(Extracted records)
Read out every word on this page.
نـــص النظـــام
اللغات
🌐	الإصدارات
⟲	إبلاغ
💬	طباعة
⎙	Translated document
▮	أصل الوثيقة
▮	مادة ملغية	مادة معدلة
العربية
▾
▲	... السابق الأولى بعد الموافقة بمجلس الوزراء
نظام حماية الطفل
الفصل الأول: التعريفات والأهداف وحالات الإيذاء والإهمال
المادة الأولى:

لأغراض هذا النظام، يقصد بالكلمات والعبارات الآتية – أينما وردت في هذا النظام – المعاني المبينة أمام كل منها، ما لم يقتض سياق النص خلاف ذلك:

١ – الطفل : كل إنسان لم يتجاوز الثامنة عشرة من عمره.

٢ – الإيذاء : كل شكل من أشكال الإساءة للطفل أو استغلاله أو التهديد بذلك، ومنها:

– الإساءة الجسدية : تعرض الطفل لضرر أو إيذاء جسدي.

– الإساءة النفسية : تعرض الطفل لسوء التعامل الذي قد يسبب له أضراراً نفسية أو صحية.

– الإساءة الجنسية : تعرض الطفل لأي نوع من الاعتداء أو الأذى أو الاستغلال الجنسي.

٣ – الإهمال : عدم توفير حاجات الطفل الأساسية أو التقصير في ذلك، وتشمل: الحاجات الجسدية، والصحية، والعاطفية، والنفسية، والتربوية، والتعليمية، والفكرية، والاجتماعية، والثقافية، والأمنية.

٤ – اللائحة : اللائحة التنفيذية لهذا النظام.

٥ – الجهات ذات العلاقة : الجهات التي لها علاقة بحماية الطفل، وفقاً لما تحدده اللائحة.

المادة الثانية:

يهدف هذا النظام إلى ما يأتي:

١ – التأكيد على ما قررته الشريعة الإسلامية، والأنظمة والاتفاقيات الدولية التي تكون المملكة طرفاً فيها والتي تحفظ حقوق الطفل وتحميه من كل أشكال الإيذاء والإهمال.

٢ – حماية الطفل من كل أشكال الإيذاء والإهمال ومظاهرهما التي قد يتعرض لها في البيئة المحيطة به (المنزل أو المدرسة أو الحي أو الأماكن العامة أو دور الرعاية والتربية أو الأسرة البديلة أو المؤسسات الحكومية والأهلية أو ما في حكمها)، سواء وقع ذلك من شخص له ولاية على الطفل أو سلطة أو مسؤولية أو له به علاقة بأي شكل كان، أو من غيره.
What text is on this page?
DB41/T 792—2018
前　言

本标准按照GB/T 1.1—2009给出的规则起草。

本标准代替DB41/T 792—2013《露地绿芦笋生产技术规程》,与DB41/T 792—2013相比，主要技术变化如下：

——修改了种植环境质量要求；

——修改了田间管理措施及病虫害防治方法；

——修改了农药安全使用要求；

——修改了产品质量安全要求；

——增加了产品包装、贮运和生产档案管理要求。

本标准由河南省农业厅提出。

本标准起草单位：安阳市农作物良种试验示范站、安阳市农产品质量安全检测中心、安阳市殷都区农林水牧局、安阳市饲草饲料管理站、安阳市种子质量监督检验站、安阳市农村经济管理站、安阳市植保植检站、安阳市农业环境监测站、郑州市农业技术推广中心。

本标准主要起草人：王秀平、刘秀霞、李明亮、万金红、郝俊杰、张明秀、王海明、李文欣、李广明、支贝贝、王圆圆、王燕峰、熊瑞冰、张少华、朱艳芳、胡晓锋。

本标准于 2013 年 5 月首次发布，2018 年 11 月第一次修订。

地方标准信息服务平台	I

# [What to work on]
Using the material above, report each line where "النظام" occurs.

# [Complete output]
لأغراض هذا النظام، يقصد بالكلمات والعبارات الآتية – أينما وردت في هذا النظام – المعاني المبينة أمام كل منها، ما لم يقتض سياق النص خلاف ذلك:
٤ – اللائحة : اللائحة التنفيذية لهذا النظام.
يهدف هذا النظام إلى ما يأتي:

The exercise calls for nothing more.